Written task ▸ Copy the full set of lines exactly as given.

>> start Records supplied

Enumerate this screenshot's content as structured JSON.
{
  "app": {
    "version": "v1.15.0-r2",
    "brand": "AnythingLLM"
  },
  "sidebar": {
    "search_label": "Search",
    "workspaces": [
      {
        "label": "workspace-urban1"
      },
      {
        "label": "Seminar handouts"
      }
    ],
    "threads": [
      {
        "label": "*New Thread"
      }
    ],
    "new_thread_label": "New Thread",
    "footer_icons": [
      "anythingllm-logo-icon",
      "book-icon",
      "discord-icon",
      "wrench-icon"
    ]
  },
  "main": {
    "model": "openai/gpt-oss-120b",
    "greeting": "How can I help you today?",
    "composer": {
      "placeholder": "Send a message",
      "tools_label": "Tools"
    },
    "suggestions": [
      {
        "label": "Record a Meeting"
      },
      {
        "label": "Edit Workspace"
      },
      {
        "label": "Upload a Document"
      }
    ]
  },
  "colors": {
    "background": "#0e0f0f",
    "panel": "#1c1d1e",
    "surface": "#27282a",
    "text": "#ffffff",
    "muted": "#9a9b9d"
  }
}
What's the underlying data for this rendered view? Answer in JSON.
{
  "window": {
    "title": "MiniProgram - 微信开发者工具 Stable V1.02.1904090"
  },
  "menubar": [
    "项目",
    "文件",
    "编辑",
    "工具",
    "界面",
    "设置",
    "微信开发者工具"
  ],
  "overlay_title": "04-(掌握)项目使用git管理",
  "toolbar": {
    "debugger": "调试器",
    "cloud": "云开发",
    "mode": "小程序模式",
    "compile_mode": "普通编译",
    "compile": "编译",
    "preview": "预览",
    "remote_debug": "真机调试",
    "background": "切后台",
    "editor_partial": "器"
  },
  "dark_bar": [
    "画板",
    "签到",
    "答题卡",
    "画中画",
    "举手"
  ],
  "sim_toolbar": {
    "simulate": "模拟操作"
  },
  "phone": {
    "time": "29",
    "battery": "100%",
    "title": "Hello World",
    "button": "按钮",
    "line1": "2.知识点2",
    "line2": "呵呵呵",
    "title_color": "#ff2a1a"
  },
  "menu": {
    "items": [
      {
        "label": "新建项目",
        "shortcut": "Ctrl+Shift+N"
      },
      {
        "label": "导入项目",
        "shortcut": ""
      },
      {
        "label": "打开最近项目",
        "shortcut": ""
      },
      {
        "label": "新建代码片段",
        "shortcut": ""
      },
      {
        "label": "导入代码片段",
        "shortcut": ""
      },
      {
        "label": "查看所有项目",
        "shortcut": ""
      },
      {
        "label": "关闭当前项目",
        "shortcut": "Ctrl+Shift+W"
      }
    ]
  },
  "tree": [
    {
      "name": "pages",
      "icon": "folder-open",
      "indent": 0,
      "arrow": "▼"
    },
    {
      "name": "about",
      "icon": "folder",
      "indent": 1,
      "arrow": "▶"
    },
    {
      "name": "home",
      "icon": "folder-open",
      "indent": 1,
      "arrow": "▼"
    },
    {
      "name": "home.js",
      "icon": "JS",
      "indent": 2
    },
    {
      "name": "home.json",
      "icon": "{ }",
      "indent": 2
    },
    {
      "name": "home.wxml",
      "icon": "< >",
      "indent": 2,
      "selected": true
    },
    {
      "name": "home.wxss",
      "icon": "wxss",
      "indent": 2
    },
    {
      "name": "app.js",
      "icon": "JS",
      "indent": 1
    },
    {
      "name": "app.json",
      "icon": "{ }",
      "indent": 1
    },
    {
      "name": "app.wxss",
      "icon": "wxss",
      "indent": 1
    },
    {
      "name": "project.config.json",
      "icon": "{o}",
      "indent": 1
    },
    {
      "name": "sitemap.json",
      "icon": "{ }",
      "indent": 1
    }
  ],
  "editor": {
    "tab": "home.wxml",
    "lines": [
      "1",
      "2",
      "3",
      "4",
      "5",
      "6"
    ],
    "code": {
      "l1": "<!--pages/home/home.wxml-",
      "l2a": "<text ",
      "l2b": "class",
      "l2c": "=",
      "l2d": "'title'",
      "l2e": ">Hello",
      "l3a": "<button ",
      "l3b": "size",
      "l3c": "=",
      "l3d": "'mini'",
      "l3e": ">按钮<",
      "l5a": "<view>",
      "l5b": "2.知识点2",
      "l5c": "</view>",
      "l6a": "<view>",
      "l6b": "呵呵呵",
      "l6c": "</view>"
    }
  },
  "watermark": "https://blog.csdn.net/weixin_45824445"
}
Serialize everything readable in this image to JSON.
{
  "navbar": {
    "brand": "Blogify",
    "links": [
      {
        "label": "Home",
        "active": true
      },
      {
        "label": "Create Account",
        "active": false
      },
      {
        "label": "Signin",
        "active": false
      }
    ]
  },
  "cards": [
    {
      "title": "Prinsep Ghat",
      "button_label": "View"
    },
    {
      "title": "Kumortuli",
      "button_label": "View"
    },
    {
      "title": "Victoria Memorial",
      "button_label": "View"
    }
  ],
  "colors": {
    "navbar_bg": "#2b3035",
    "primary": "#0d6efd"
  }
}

>> end Records supplied

Exercise solution ▸
Enumerate this screenshot's content as structured JSON.
{
  "app": {
    "version": "v1.15.0-r2",
    "brand": "AnythingLLM"
  },
  "sidebar": {
    "search_label": "Search",
    "workspaces": [
      {
        "label": "workspace-urban1"
      },
      {
        "label": "Seminar handouts"
      }
    ],
    "threads": [
      {
        "label": "*New Thread"
      }
    ],
    "new_thread_label": "New Thread",
    "footer_icons": [
      "anythingllm-logo-icon",
      "book-icon",
      "discord-icon",
      "wrench-icon"
    ]
  },
  "main": {
    "model": "openai/gpt-oss-120b",
    "greeting": "How can I help you today?",
    "composer": {
      "placeholder": "Send a message",
      "tools_label": "Tools"
    },
    "suggestions": [
      {
        "label": "Record a Meeting"
      },
      {
        "label": "Edit Workspace"
      },
      {
        "label": "Upload a Document"
      }
    ]
  },
  "colors": {
    "background": "#0e0f0f",
    "panel": "#1c1d1e",
    "surface": "#27282a",
    "text": "#ffffff",
    "muted": "#9a9b9d"
  }
}
What's the underlying data for this rendered view? Answer in JSON.
{
  "window": {
    "title": "MiniProgram - 微信开发者工具 Stable V1.02.1904090"
  },
  "menubar": [
    "项目",
    "文件",
    "编辑",
    "工具",
    "界面",
    "设置",
    "微信开发者工具"
  ],
  "overlay_title": "04-(掌握)项目使用git管理",
  "toolbar": {
    "debugger": "调试器",
    "cloud": "云开发",
    "mode": "小程序模式",
    "compile_mode": "普通编译",
    "compile": "编译",
    "preview": "预览",
    "remote_debug": "真机调试",
    "background": "切后台",
    "editor_partial": "器"
  },
  "dark_bar": [
    "画板",
    "签到",
    "答题卡",
    "画中画",
    "举手"
  ],
  "sim_toolbar": {
    "simulate": "模拟操作"
  },
  "phone": {
    "time": "29",
    "battery": "100%",
    "title": "Hello World",
    "button": "按钮",
    "line1": "2.知识点2",
    "line2": "呵呵呵",
    "title_color": "#ff2a1a"
  },
  "menu": {
    "items": [
      {
        "label": "新建项目",
        "shortcut": "Ctrl+Shift+N"
      },
      {
        "label": "导入项目",
        "shortcut": ""
      },
      {
        "label": "打开最近项目",
        "shortcut": ""
      },
      {
        "label": "新建代码片段",
        "shortcut": ""
      },
      {
        "label": "导入代码片段",
        "shortcut": ""
      },
      {
        "label": "查看所有项目",
        "shortcut": ""
      },
      {
        "label": "关闭当前项目",
        "shortcut": "Ctrl+Shift+W"
      }
    ]
  },
  "tree": [
    {
      "name": "pages",
      "icon": "folder-open",
      "indent": 0,
      "arrow": "▼"
    },
    {
      "name": "about",
      "icon": "folder",
      "indent": 1,
      "arrow": "▶"
    },
    {
      "name": "home",
      "icon": "folder-open",
      "indent": 1,
      "arrow": "▼"
    },
    {
      "name": "home.js",
      "icon": "JS",
      "indent": 2
    },
    {
      "name": "home.json",
      "icon": "{ }",
      "indent": 2
    },
    {
      "name": "home.wxml",
      "icon": "< >",
      "indent": 2,
      "selected": true
    },
    {
      "name": "home.wxss",
      "icon": "wxss",
      "indent": 2
    },
    {
      "name": "app.js",
      "icon": "JS",
      "indent": 1
    },
    {
      "name": "app.json",
      "icon": "{ }",
      "indent": 1
    },
    {
      "name": "app.wxss",
      "icon": "wxss",
      "indent": 1
    },
    {
      "name": "project.config.json",
      "icon": "{o}",
      "indent": 1
    },
    {
      "name": "sitemap.json",
      "icon": "{ }",
      "indent": 1
    }
  ],
  "editor": {
    "tab": "home.wxml",
    "lines": [
      "1",
      "2",
      "3",
      "4",
      "5",
      "6"
    ],
    "code": {
      "l1": "<!--pages/home/home.wxml-",
      "l2a": "<text ",
      "l2b": "class",
      "l2c": "=",
      "l2d": "'title'",
      "l2e": ">Hello",
      "l3a": "<button ",
      "l3b": "size",
      "l3c": "=",
      "l3d": "'mini'",
      "l3e": ">按钮<",
      "l5a": "<view>",
      "l5b": "2.知识点2",
      "l5c": "</view>",
      "l6a": "<view>",
      "l6b": "呵呵呵",
      "l6c": "</view>"
    }
  },
  "watermark": "https://blog.csdn.net/weixin_45824445"
}
Serialize everything readable in this image to JSON.
{
  "navbar": {
    "brand": "Blogify",
    "links": [
      {
        "label": "Home",
        "active": true
      },
      {
        "label": "Create Account",
        "active": false
      },
      {
        "label": "Signin",
        "active": false
      }
    ]
  },
  "cards": [
    {
      "title": "Prinsep Ghat",
      "button_label": "View"
    },
    {
      "title": "Kumortuli",
      "button_label": "View"
    },
    {
      "title": "Victoria Memorial",
      "button_label": "View"
    }
  ],
  "colors": {
    "navbar_bg": "#2b3035",
    "primary": "#0d6efd"
  }
}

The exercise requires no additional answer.